# SHORT TASK:
Reproduce the stretch of data from the line that contains "x-tick-label: 1991: [283, 409, 321, 428]" through the line that contains "y-tick-label: 1500: [86, 250, 124, 269]", both included, copying each line unchanged.

Begin LISTED RECORDS

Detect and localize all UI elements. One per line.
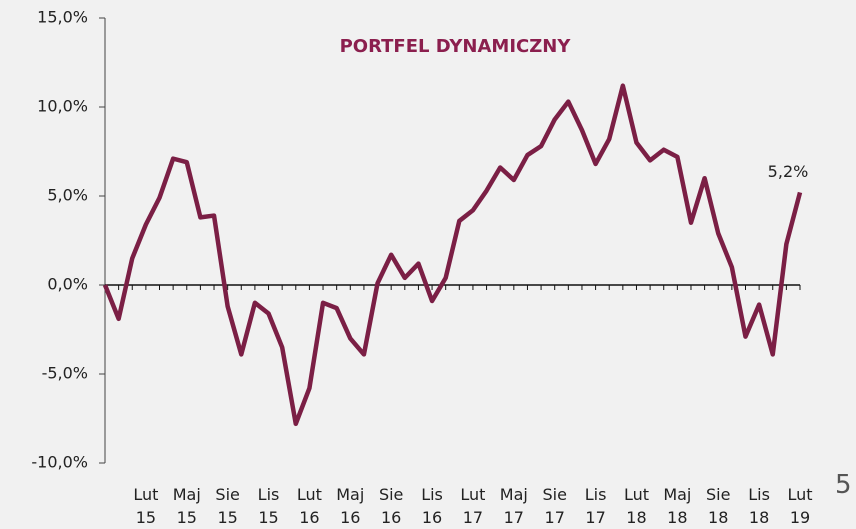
x-tick-label: Lis 15 — [257, 485, 280, 527]
x-tick-label: Lut 15 — [133, 485, 159, 527]
x-tick-label: Maj 16 — [336, 485, 365, 527]
x-tick-label: Sie 18 — [706, 485, 731, 527]
x-tick-label: Sie 17 — [542, 485, 567, 527]
x-tick-label: Maj 17 — [499, 485, 528, 527]
y-tick-label: 10,0% — [37, 97, 88, 116]
page-number: 5 — [835, 470, 852, 500]
data-line — [102, 83, 803, 427]
x-tick-label: Lut 16 — [296, 485, 322, 527]
x-tick-label: Lis 17 — [584, 485, 607, 527]
y-tick-label: 0,0% — [47, 275, 88, 294]
x-tick-label: Lut 19 — [787, 485, 813, 527]
y-tick-label: 15,0% — [37, 8, 88, 27]
x-tick-label: Lut 17 — [460, 485, 486, 527]
y-tick-label: -5,0% — [42, 364, 88, 383]
y-tick-label: 5,0% — [47, 186, 88, 205]
x-tick-label: Lis 18 — [748, 485, 770, 527]
x-tick-label: Lut 18 — [623, 485, 649, 527]
x-tick-label: Sie 15 — [215, 485, 240, 527]
y-tick-label: -10,0% — [31, 453, 88, 472]
x-tick-label: Sie 16 — [378, 485, 404, 527]
x-tick-label: Maj 18 — [663, 485, 692, 527]
x-tick-label: Maj 15 — [172, 485, 201, 527]
annotation: 5,2% — [768, 162, 809, 181]
x-tick-label: Lis 16 — [421, 485, 443, 527]
chart-title: PORTFEL DYNAMICZNY — [340, 36, 572, 57]
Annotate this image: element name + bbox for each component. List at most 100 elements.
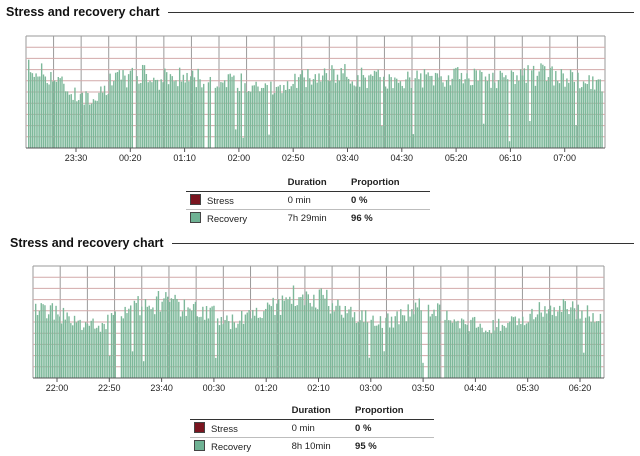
recovery-bar bbox=[516, 75, 518, 148]
recovery-bar bbox=[309, 302, 311, 378]
recovery-bar bbox=[285, 297, 287, 378]
legend-row-stress: Stress 0 min 0 % bbox=[186, 191, 430, 210]
recovery-bar bbox=[47, 314, 50, 378]
recovery-bar bbox=[180, 81, 183, 148]
recovery-bar bbox=[551, 66, 553, 148]
recovery-bar bbox=[433, 309, 435, 378]
recovery-bar bbox=[40, 303, 42, 378]
recovery-bar bbox=[112, 314, 115, 378]
recovery-bar bbox=[486, 80, 489, 148]
recovery-bar bbox=[522, 316, 524, 378]
recovery-bar bbox=[173, 81, 175, 148]
recovery-bar bbox=[270, 306, 272, 378]
recovery-bar bbox=[171, 76, 173, 148]
recovery-bar bbox=[551, 314, 554, 378]
recovery-bar bbox=[111, 85, 113, 148]
legend-proportion: 95 % bbox=[351, 437, 434, 455]
recovery-bar bbox=[531, 70, 533, 148]
recovery-bar bbox=[510, 316, 513, 378]
recovery-bar bbox=[253, 85, 255, 148]
recovery-bar bbox=[83, 327, 85, 378]
recovery-bar bbox=[400, 309, 402, 378]
recovery-bar bbox=[227, 74, 230, 148]
recovery-bar bbox=[390, 316, 393, 378]
recovery-bar bbox=[131, 67, 133, 148]
recovery-bar bbox=[445, 80, 448, 148]
recovery-bar bbox=[42, 304, 44, 378]
recovery-bar bbox=[468, 331, 470, 378]
recovery-bar bbox=[172, 299, 174, 378]
recovery-bar bbox=[481, 327, 483, 378]
recovery-bar bbox=[349, 83, 352, 148]
recovery-bar bbox=[174, 294, 176, 378]
recovery-bar bbox=[401, 315, 404, 378]
recovery-bar bbox=[290, 86, 292, 148]
recovery-bar bbox=[35, 303, 37, 378]
recovery-bar bbox=[191, 310, 193, 378]
recovery-bar bbox=[418, 79, 420, 148]
x-tick-label: 23:30 bbox=[65, 153, 88, 163]
recovery-bar bbox=[218, 325, 221, 378]
recovery-bar bbox=[166, 72, 168, 148]
recovery-bar bbox=[246, 312, 248, 378]
recovery-bar bbox=[272, 94, 274, 148]
recovery-bar bbox=[162, 82, 164, 148]
recovery-bar bbox=[260, 87, 263, 148]
recovery-bar bbox=[549, 305, 552, 378]
recovery-bar bbox=[479, 323, 481, 378]
recovery-bar bbox=[564, 86, 566, 148]
recovery-bar bbox=[324, 298, 326, 378]
recovery-bar bbox=[224, 319, 226, 378]
recovery-bar bbox=[68, 316, 70, 378]
recovery-bar bbox=[87, 92, 89, 148]
recovery-bar bbox=[370, 74, 372, 148]
recovery-bar bbox=[592, 76, 594, 148]
recovery-bar bbox=[525, 82, 527, 148]
recovery-bar bbox=[315, 307, 317, 378]
recovery-bar bbox=[248, 310, 250, 378]
recovery-bar bbox=[242, 137, 244, 148]
recovery-bar bbox=[94, 328, 96, 378]
recovery-bar bbox=[52, 81, 54, 148]
recovery-bar bbox=[79, 94, 82, 148]
recovery-bar bbox=[167, 296, 169, 378]
recovery-bar bbox=[494, 82, 496, 148]
recovery-bar bbox=[150, 309, 152, 378]
recovery-bar bbox=[77, 320, 79, 378]
legend-proportion: 96 % bbox=[347, 209, 430, 227]
recovery-bar bbox=[505, 75, 507, 148]
recovery-bar bbox=[70, 323, 72, 378]
recovery-bar bbox=[353, 85, 355, 148]
recovery-bar bbox=[302, 294, 304, 378]
recovery-bar bbox=[274, 314, 276, 378]
recovery-bar bbox=[421, 87, 424, 148]
recovery-bar bbox=[148, 305, 150, 378]
recovery-bar bbox=[84, 322, 87, 378]
chart-title-row: Stress and recovery chart bbox=[10, 233, 634, 253]
recovery-bar bbox=[205, 306, 208, 378]
recovery-bar bbox=[105, 329, 107, 378]
recovery-bar bbox=[102, 92, 104, 148]
recovery-bar bbox=[207, 318, 210, 378]
recovery-bar bbox=[120, 316, 123, 378]
recovery-bar bbox=[281, 295, 284, 378]
recovery-bar bbox=[357, 75, 359, 148]
recovery-bar bbox=[113, 81, 115, 148]
recovery-bar bbox=[405, 79, 407, 148]
recovery-bar bbox=[154, 79, 157, 148]
recovery-bar bbox=[92, 318, 94, 378]
recovery-bar bbox=[340, 68, 342, 148]
recovery-bar bbox=[60, 323, 63, 378]
legend-duration: 8h 10min bbox=[287, 437, 352, 455]
recovery-bar bbox=[79, 319, 81, 378]
recovery-bar bbox=[313, 294, 315, 378]
recovery-bar bbox=[337, 299, 339, 378]
recovery-bar bbox=[560, 311, 563, 378]
recovery-bar bbox=[381, 125, 383, 148]
recovery-bar bbox=[484, 76, 487, 148]
recovery-bar bbox=[359, 320, 361, 378]
recovery-bar bbox=[516, 325, 518, 378]
recovery-bar bbox=[438, 77, 440, 148]
recovery-bar bbox=[427, 304, 430, 378]
recovery-bar bbox=[259, 91, 261, 148]
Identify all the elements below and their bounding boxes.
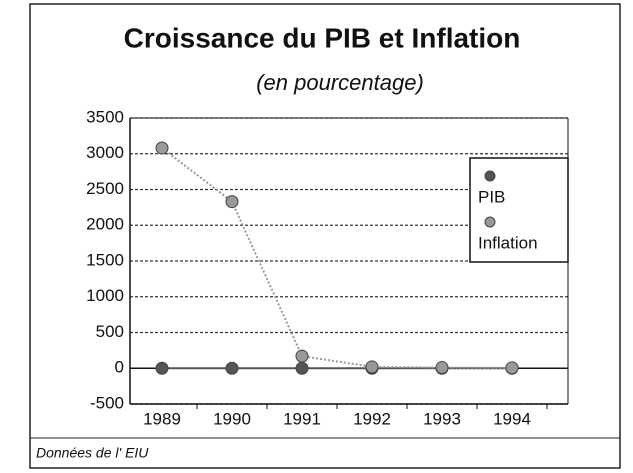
x-tick-label: 1991: [283, 409, 321, 428]
y-tick-label: 2000: [86, 215, 124, 234]
y-tick-label: 0: [115, 358, 124, 377]
legend-marker: [484, 170, 496, 182]
y-tick-label: 3500: [86, 107, 124, 126]
y-tick-label: 1000: [86, 286, 124, 305]
legend-label: Inflation: [478, 233, 538, 252]
source-note: Données de l' EIU: [36, 445, 149, 461]
legend-label: PIB: [478, 187, 505, 206]
y-tick-label: 2500: [86, 179, 124, 198]
y-tick-label: -500: [90, 393, 124, 412]
chart-subtitle: (en pourcentage): [256, 70, 424, 95]
y-tick-label: 3000: [86, 143, 124, 162]
x-tick-label: 1993: [423, 409, 461, 428]
x-tick-label: 1992: [353, 409, 391, 428]
data-point: [225, 361, 239, 375]
data-point: [505, 361, 519, 375]
data-point: [295, 349, 309, 363]
y-tick-label: 500: [96, 322, 124, 341]
data-point: [155, 361, 169, 375]
x-tick-label: 1994: [493, 409, 531, 428]
x-tick-label: 1990: [213, 409, 251, 428]
legend-marker: [484, 216, 496, 228]
data-point: [365, 360, 379, 374]
data-point: [435, 361, 449, 375]
data-point: [155, 141, 169, 155]
x-tick-label: 1989: [143, 409, 181, 428]
y-tick-label: 1500: [86, 250, 124, 269]
data-point: [225, 195, 239, 209]
chart-title: Croissance du PIB et Inflation: [124, 22, 521, 53]
data-point: [295, 361, 309, 375]
series-line: [161, 147, 513, 369]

End LISTED RECORDS

# PROBLEM SOLUTION:
x-tick-label: 1991: [283, 409, 321, 428]
y-tick-label: 2000: [86, 215, 124, 234]
y-tick-label: 0: [115, 358, 124, 377]
legend-marker: [484, 170, 496, 182]
y-tick-label: 3500: [86, 107, 124, 126]
y-tick-label: 1000: [86, 286, 124, 305]
legend-label: Inflation: [478, 233, 538, 252]
source-note: Données de l' EIU: [36, 445, 149, 461]
legend-label: PIB: [478, 187, 505, 206]
y-tick-label: 2500: [86, 179, 124, 198]
y-tick-label: -500: [90, 393, 124, 412]
chart-subtitle: (en pourcentage): [256, 70, 424, 95]
y-tick-label: 3000: [86, 143, 124, 162]
x-tick-label: 1993: [423, 409, 461, 428]
x-tick-label: 1992: [353, 409, 391, 428]
data-point: [225, 361, 239, 375]
data-point: [505, 361, 519, 375]
data-point: [295, 349, 309, 363]
y-tick-label: 500: [96, 322, 124, 341]
data-point: [155, 361, 169, 375]
x-tick-label: 1994: [493, 409, 531, 428]
x-tick-label: 1990: [213, 409, 251, 428]
legend-marker: [484, 216, 496, 228]
data-point: [365, 360, 379, 374]
data-point: [435, 361, 449, 375]
data-point: [155, 141, 169, 155]
x-tick-label: 1989: [143, 409, 181, 428]
y-tick-label: 1500: [86, 250, 124, 269]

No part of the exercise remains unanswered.